• Description of the task: Find the lines below that contain the string "Έσοδα". Copy each one.

[Data listing]
================================

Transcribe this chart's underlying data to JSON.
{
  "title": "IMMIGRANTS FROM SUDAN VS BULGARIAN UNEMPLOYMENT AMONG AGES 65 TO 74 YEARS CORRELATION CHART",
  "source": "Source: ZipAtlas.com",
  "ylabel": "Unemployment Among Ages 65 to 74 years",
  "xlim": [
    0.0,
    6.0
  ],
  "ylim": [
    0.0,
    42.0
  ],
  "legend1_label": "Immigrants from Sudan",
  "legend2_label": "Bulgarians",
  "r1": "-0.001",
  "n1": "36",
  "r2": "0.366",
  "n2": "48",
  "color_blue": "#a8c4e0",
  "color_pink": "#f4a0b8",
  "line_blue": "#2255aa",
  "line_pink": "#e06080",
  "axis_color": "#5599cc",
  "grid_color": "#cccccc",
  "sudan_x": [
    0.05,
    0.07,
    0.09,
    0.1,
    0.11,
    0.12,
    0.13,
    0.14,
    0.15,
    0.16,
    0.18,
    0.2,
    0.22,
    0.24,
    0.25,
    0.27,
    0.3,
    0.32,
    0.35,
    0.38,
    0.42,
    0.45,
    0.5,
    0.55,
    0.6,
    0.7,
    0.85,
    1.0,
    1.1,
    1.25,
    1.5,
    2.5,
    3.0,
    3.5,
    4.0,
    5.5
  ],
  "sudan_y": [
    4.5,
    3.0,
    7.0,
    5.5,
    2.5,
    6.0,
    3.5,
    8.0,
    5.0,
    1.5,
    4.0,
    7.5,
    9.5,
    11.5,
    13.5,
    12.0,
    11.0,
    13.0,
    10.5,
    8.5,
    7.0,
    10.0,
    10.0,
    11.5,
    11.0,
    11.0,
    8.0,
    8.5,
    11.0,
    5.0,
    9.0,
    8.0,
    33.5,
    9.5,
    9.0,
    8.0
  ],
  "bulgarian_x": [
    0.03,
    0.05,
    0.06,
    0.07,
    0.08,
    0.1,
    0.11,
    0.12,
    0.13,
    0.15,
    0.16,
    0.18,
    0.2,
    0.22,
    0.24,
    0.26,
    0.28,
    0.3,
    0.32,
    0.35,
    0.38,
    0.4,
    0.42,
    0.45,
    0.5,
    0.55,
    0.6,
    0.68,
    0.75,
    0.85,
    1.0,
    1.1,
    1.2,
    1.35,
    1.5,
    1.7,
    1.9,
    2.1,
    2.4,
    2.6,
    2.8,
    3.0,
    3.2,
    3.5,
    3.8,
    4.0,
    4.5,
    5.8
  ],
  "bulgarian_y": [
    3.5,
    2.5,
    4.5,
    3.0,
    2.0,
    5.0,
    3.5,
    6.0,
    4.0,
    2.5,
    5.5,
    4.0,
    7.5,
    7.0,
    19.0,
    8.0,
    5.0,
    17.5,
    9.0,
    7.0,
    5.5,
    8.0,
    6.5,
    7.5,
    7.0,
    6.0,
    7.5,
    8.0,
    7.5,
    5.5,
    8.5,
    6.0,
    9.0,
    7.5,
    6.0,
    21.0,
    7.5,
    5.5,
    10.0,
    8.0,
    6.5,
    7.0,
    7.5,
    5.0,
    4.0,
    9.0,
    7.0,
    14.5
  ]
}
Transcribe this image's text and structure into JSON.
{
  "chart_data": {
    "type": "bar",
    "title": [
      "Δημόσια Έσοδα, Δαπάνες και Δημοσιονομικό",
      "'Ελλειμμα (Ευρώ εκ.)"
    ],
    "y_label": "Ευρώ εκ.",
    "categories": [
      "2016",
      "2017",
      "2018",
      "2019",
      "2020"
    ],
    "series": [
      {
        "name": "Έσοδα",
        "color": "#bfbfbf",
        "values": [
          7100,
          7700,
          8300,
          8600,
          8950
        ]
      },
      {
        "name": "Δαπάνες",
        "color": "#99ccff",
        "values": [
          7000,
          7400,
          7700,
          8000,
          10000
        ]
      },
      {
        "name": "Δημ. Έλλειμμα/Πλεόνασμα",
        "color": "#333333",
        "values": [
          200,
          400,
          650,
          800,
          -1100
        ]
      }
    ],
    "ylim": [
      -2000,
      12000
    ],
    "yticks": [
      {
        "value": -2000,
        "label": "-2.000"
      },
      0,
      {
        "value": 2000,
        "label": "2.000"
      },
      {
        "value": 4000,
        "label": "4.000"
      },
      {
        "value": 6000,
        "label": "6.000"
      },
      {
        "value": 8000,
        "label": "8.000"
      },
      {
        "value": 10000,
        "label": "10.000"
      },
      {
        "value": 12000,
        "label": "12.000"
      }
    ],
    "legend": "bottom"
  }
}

================================

• Reply:
      "Δημόσια Έσοδα, Δαπάνες και Δημοσιονομικό",
        "name": "Έσοδα",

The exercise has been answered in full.